***** Task inputs
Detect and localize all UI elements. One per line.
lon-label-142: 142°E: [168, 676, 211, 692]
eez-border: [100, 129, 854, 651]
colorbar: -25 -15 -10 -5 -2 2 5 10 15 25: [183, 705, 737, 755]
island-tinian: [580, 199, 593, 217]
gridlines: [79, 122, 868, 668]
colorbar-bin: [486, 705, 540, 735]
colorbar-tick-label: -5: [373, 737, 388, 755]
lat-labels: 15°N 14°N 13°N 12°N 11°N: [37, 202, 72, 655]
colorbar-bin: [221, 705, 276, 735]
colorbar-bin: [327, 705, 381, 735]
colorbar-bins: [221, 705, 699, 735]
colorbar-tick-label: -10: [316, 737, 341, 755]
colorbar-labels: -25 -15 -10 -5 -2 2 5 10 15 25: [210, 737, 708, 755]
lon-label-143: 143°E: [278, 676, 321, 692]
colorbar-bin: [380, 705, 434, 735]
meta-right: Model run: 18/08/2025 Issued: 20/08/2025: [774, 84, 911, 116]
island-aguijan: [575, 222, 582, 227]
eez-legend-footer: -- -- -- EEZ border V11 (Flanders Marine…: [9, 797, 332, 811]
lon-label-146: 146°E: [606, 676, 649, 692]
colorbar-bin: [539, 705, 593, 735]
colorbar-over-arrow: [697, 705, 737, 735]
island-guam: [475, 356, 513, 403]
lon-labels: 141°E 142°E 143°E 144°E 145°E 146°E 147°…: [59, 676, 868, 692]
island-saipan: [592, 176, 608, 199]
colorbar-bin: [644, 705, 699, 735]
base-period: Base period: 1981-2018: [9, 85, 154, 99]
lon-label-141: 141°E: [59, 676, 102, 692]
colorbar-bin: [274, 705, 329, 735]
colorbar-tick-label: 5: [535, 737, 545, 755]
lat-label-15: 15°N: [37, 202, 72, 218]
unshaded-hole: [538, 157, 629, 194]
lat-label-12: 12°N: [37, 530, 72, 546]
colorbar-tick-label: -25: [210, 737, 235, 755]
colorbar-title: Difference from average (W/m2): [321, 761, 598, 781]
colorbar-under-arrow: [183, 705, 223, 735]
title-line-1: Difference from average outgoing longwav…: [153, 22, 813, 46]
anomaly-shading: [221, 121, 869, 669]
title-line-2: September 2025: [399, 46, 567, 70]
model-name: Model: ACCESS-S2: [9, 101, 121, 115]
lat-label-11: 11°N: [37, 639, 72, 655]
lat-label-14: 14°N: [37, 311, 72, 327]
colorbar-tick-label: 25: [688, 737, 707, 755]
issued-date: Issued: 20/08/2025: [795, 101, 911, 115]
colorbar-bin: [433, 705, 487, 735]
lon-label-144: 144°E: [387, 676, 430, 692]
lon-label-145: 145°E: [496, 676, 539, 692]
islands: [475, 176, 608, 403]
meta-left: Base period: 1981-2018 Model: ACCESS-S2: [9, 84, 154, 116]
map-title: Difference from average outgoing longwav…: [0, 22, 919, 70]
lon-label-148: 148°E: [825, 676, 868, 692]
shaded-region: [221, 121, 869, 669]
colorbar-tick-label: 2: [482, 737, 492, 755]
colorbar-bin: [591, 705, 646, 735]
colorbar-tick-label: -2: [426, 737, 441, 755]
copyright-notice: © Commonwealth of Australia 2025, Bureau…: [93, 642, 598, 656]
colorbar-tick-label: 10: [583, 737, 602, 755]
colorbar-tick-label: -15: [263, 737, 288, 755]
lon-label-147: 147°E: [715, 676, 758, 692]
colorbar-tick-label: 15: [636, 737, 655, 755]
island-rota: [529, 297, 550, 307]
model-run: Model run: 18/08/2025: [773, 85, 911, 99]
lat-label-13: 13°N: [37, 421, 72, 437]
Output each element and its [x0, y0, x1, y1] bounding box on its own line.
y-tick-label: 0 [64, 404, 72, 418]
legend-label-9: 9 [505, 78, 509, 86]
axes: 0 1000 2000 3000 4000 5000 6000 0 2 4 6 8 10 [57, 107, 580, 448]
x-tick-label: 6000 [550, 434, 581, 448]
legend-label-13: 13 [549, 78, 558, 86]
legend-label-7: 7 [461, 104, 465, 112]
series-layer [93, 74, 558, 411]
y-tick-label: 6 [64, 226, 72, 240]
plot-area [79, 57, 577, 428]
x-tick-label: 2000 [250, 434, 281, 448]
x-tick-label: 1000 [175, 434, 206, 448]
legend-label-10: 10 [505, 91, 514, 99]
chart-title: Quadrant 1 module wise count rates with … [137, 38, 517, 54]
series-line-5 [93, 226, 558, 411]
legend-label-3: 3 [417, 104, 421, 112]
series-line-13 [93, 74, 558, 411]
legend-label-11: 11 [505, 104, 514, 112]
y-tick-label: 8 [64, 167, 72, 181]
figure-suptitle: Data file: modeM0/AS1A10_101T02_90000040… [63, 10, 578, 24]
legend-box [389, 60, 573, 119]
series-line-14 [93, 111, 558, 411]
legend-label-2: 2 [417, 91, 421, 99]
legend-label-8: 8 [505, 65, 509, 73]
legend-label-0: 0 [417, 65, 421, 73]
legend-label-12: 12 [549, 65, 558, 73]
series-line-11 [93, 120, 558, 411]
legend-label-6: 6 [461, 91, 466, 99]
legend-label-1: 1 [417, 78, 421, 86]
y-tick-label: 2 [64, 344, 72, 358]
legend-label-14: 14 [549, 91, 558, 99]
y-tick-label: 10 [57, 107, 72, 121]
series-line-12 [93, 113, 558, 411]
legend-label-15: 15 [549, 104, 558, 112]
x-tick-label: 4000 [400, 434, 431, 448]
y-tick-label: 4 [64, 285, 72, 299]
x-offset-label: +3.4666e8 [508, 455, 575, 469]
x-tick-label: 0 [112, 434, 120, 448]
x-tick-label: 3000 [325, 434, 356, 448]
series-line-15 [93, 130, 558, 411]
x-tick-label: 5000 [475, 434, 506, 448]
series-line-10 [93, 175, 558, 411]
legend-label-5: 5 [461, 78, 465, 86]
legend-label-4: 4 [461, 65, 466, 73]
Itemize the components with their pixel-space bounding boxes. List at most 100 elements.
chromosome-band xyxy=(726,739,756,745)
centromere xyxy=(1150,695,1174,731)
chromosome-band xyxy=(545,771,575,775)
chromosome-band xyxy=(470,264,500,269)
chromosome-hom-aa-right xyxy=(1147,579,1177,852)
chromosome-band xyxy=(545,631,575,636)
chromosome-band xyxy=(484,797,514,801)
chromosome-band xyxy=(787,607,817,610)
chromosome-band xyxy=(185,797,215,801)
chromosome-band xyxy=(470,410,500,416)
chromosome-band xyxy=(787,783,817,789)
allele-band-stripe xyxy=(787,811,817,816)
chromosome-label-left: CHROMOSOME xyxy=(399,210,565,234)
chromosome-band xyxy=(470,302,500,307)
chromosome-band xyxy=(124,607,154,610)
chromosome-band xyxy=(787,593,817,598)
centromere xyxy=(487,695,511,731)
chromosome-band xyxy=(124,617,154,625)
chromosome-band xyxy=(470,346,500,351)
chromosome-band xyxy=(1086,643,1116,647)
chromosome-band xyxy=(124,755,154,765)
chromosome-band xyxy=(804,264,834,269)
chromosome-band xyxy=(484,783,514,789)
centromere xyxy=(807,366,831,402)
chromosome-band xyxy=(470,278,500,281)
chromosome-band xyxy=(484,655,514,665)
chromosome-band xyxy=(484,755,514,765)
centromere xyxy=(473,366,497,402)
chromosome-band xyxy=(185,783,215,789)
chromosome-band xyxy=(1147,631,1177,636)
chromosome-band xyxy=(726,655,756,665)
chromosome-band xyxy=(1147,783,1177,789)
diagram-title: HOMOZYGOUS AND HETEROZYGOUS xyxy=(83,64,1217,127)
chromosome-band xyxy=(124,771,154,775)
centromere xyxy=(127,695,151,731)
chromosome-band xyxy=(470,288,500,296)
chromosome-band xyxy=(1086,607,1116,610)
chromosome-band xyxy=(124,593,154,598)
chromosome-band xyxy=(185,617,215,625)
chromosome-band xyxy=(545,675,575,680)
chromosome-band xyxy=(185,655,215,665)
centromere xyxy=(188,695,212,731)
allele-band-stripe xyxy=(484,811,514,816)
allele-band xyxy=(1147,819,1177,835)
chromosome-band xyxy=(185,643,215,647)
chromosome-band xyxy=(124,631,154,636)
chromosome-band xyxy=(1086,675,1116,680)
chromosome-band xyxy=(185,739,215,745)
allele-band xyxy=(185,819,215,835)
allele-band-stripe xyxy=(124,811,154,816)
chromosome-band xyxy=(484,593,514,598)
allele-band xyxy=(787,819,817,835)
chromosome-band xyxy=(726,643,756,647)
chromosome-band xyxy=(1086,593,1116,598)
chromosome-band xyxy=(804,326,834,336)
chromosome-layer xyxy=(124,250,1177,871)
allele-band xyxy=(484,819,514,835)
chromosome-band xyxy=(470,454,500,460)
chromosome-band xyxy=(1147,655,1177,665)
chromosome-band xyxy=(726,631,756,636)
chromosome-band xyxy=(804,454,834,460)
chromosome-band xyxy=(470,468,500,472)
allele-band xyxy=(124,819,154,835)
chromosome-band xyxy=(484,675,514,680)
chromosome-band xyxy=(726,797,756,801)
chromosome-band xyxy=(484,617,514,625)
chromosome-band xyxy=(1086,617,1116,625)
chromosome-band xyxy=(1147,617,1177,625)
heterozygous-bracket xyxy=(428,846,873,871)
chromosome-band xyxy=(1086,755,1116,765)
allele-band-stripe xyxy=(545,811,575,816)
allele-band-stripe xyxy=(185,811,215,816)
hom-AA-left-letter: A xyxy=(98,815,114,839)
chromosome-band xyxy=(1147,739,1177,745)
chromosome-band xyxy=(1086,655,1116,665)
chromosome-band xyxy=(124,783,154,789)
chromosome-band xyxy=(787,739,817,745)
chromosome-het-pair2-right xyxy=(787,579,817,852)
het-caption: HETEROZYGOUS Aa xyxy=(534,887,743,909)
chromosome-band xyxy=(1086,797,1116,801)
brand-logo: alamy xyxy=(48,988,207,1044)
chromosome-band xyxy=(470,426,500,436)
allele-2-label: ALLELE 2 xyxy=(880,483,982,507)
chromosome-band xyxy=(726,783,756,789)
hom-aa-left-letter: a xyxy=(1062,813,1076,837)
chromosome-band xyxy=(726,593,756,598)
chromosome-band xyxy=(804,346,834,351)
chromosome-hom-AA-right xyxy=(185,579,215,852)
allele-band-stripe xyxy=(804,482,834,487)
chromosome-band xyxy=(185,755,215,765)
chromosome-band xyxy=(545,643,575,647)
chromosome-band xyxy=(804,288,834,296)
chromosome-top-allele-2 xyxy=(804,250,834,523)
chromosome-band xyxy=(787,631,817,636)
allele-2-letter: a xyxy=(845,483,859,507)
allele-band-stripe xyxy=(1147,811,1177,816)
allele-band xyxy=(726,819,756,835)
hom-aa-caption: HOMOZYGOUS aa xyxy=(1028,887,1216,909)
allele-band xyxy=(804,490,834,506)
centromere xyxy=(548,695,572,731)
**********
### Exercise prompt
Output every line from the start of the entries up to and including the line that contains "colorbar-bin: [327, 705, 381, 735]" as a Markdown table with the columns "n" and "Line". Number the rows in column "n" and leave out blank lines.

### Correct answer
| n | Line |
|---|---|
| 1 | Detect and localize all UI elements. One per line. |
| 2 | lon-label-142: 142°E: [168, 676, 211, 692] |
| 3 | eez-border: [100, 129, 854, 651] |
| 4 | colorbar: -25 -15 -10 -5 -2 2 5 10 15 25: [183, 705, 737, 755] |
| 5 | island-tinian: [580, 199, 593, 217] |
| 6 | gridlines: [79, 122, 868, 668] |
| 7 | colorbar-bin: [486, 705, 540, 735] |
| 8 | colorbar-tick-label: -5: [373, 737, 388, 755] |
| 9 | lat-labels: 15°N 14°N 13°N 12°N 11°N: [37, 202, 72, 655] |
| 10 | colorbar-bin: [221, 705, 276, 735] |
| 11 | colorbar-bin: [327, 705, 381, 735] |